Task goal:
Using the listing below, select the lines with the word "position" and copy them.

A block of data
·····

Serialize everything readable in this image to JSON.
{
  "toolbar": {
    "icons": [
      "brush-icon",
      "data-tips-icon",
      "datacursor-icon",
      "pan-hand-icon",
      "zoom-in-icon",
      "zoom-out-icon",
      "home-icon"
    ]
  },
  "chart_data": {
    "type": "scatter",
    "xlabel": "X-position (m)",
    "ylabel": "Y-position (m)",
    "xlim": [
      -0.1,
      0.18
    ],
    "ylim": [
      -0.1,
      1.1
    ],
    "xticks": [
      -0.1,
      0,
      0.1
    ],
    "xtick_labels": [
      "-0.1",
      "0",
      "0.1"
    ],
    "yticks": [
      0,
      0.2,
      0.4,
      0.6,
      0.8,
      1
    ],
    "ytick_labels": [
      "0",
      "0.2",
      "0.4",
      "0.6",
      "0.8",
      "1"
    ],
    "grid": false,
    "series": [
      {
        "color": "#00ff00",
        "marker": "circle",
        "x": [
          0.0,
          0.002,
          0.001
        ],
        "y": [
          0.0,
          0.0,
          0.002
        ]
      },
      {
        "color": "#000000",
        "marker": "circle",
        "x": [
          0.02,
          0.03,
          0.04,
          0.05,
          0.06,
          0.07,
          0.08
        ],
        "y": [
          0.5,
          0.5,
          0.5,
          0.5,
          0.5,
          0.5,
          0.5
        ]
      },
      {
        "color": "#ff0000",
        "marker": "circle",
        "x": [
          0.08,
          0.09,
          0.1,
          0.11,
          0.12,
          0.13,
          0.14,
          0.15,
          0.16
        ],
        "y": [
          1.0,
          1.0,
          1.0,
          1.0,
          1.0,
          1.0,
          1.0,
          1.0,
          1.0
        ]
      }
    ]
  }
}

·····

Final answer:
    "xlabel": "X-position (m)",
    "ylabel": "Y-position (m)",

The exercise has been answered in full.